*Required task*.
Retype the full set of records. Keep every character identical.

***** Record extracts

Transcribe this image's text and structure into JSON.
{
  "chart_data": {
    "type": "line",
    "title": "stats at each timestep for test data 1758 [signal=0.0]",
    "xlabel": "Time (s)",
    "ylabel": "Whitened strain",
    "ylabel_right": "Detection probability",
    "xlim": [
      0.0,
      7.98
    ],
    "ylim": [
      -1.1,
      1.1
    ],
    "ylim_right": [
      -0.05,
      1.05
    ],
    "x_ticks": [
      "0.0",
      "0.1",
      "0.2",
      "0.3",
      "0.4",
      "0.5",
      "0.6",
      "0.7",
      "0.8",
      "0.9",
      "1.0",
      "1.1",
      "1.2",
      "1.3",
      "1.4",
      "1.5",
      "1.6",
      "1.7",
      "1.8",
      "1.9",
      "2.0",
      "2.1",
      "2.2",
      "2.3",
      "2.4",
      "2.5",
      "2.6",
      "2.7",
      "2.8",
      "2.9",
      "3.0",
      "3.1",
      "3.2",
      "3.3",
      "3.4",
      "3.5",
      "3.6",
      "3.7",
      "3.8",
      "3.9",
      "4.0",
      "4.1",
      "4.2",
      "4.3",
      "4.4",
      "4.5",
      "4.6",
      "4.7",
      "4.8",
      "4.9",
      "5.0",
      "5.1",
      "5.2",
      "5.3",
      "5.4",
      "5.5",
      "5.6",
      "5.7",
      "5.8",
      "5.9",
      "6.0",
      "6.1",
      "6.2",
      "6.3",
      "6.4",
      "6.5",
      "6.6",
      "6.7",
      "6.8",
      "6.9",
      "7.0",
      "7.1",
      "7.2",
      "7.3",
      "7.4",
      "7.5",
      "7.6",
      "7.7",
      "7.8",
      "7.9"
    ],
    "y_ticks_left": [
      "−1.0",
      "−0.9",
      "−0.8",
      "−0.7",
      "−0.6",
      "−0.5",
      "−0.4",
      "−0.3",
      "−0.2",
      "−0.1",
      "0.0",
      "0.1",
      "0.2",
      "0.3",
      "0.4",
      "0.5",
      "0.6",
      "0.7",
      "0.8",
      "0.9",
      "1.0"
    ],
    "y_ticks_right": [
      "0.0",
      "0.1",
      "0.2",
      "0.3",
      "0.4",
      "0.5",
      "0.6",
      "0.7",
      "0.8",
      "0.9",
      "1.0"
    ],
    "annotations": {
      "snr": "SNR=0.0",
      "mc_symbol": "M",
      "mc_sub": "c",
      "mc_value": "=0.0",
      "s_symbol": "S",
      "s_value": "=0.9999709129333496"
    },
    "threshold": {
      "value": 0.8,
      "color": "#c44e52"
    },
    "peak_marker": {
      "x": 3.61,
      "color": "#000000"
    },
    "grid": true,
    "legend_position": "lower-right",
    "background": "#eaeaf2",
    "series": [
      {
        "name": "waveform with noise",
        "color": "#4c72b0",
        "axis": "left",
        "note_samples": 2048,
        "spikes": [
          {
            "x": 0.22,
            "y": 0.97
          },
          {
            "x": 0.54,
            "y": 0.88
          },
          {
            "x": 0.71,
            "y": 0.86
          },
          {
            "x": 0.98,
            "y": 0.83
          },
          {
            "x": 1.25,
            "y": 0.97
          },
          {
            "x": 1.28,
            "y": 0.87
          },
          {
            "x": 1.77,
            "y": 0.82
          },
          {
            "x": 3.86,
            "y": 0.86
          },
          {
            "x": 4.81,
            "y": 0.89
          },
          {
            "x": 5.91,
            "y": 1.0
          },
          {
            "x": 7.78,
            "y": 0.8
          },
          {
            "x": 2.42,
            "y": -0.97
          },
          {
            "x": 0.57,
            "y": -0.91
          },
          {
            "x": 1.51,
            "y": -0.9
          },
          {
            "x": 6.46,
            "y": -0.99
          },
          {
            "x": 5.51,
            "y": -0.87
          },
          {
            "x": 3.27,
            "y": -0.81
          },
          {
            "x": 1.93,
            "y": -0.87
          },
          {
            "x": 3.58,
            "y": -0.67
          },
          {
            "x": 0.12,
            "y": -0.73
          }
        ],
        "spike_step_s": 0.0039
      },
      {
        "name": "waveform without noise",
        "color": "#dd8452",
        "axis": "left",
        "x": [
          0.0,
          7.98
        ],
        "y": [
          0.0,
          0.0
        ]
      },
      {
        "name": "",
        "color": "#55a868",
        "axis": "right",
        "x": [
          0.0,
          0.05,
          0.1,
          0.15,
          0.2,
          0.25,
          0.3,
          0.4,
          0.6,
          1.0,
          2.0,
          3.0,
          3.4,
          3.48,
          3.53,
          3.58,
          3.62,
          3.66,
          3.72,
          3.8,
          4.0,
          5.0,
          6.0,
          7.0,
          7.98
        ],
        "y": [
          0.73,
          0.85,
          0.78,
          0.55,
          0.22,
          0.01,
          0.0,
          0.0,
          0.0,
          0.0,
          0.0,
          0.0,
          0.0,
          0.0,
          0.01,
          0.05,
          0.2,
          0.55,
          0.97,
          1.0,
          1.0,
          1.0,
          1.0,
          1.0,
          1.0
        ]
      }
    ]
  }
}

**********

*Solution*.
Transcribe this image's text and structure into JSON.
{
  "chart_data": {
    "type": "line",
    "title": "stats at each timestep for test data 1758 [signal=0.0]",
    "xlabel": "Time (s)",
    "ylabel": "Whitened strain",
    "ylabel_right": "Detection probability",
    "xlim": [
      0.0,
      7.98
    ],
    "ylim": [
      -1.1,
      1.1
    ],
    "ylim_right": [
      -0.05,
      1.05
    ],
    "x_ticks": [
      "0.0",
      "0.1",
      "0.2",
      "0.3",
      "0.4",
      "0.5",
      "0.6",
      "0.7",
      "0.8",
      "0.9",
      "1.0",
      "1.1",
      "1.2",
      "1.3",
      "1.4",
      "1.5",
      "1.6",
      "1.7",
      "1.8",
      "1.9",
      "2.0",
      "2.1",
      "2.2",
      "2.3",
      "2.4",
      "2.5",
      "2.6",
      "2.7",
      "2.8",
      "2.9",
      "3.0",
      "3.1",
      "3.2",
      "3.3",
      "3.4",
      "3.5",
      "3.6",
      "3.7",
      "3.8",
      "3.9",
      "4.0",
      "4.1",
      "4.2",
      "4.3",
      "4.4",
      "4.5",
      "4.6",
      "4.7",
      "4.8",
      "4.9",
      "5.0",
      "5.1",
      "5.2",
      "5.3",
      "5.4",
      "5.5",
      "5.6",
      "5.7",
      "5.8",
      "5.9",
      "6.0",
      "6.1",
      "6.2",
      "6.3",
      "6.4",
      "6.5",
      "6.6",
      "6.7",
      "6.8",
      "6.9",
      "7.0",
      "7.1",
      "7.2",
      "7.3",
      "7.4",
      "7.5",
      "7.6",
      "7.7",
      "7.8",
      "7.9"
    ],
    "y_ticks_left": [
      "−1.0",
      "−0.9",
      "−0.8",
      "−0.7",
      "−0.6",
      "−0.5",
      "−0.4",
      "−0.3",
      "−0.2",
      "−0.1",
      "0.0",
      "0.1",
      "0.2",
      "0.3",
      "0.4",
      "0.5",
      "0.6",
      "0.7",
      "0.8",
      "0.9",
      "1.0"
    ],
    "y_ticks_right": [
      "0.0",
      "0.1",
      "0.2",
      "0.3",
      "0.4",
      "0.5",
      "0.6",
      "0.7",
      "0.8",
      "0.9",
      "1.0"
    ],
    "annotations": {
      "snr": "SNR=0.0",
      "mc_symbol": "M",
      "mc_sub": "c",
      "mc_value": "=0.0",
      "s_symbol": "S",
      "s_value": "=0.9999709129333496"
    },
    "threshold": {
      "value": 0.8,
      "color": "#c44e52"
    },
    "peak_marker": {
      "x": 3.61,
      "color": "#000000"
    },
    "grid": true,
    "legend_position": "lower-right",
    "background": "#eaeaf2",
    "series": [
      {
        "name": "waveform with noise",
        "color": "#4c72b0",
        "axis": "left",
        "note_samples": 2048,
        "spikes": [
          {
            "x": 0.22,
            "y": 0.97
          },
          {
            "x": 0.54,
            "y": 0.88
          },
          {
            "x": 0.71,
            "y": 0.86
          },
          {
            "x": 0.98,
            "y": 0.83
          },
          {
            "x": 1.25,
            "y": 0.97
          },
          {
            "x": 1.28,
            "y": 0.87
          },
          {
            "x": 1.77,
            "y": 0.82
          },
          {
            "x": 3.86,
            "y": 0.86
          },
          {
            "x": 4.81,
            "y": 0.89
          },
          {
            "x": 5.91,
            "y": 1.0
          },
          {
            "x": 7.78,
            "y": 0.8
          },
          {
            "x": 2.42,
            "y": -0.97
          },
          {
            "x": 0.57,
            "y": -0.91
          },
          {
            "x": 1.51,
            "y": -0.9
          },
          {
            "x": 6.46,
            "y": -0.99
          },
          {
            "x": 5.51,
            "y": -0.87
          },
          {
            "x": 3.27,
            "y": -0.81
          },
          {
            "x": 1.93,
            "y": -0.87
          },
          {
            "x": 3.58,
            "y": -0.67
          },
          {
            "x": 0.12,
            "y": -0.73
          }
        ],
        "spike_step_s": 0.0039
      },
      {
        "name": "waveform without noise",
        "color": "#dd8452",
        "axis": "left",
        "x": [
          0.0,
          7.98
        ],
        "y": [
          0.0,
          0.0
        ]
      },
      {
        "name": "",
        "color": "#55a868",
        "axis": "right",
        "x": [
          0.0,
          0.05,
          0.1,
          0.15,
          0.2,
          0.25,
          0.3,
          0.4,
          0.6,
          1.0,
          2.0,
          3.0,
          3.4,
          3.48,
          3.53,
          3.58,
          3.62,
          3.66,
          3.72,
          3.8,
          4.0,
          5.0,
          6.0,
          7.0,
          7.98
        ],
        "y": [
          0.73,
          0.85,
          0.78,
          0.55,
          0.22,
          0.01,
          0.0,
          0.0,
          0.0,
          0.0,
          0.0,
          0.0,
          0.0,
          0.0,
          0.01,
          0.05,
          0.2,
          0.55,
          0.97,
          1.0,
          1.0,
          1.0,
          1.0,
          1.0,
          1.0
        ]
      }
    ]
  }
}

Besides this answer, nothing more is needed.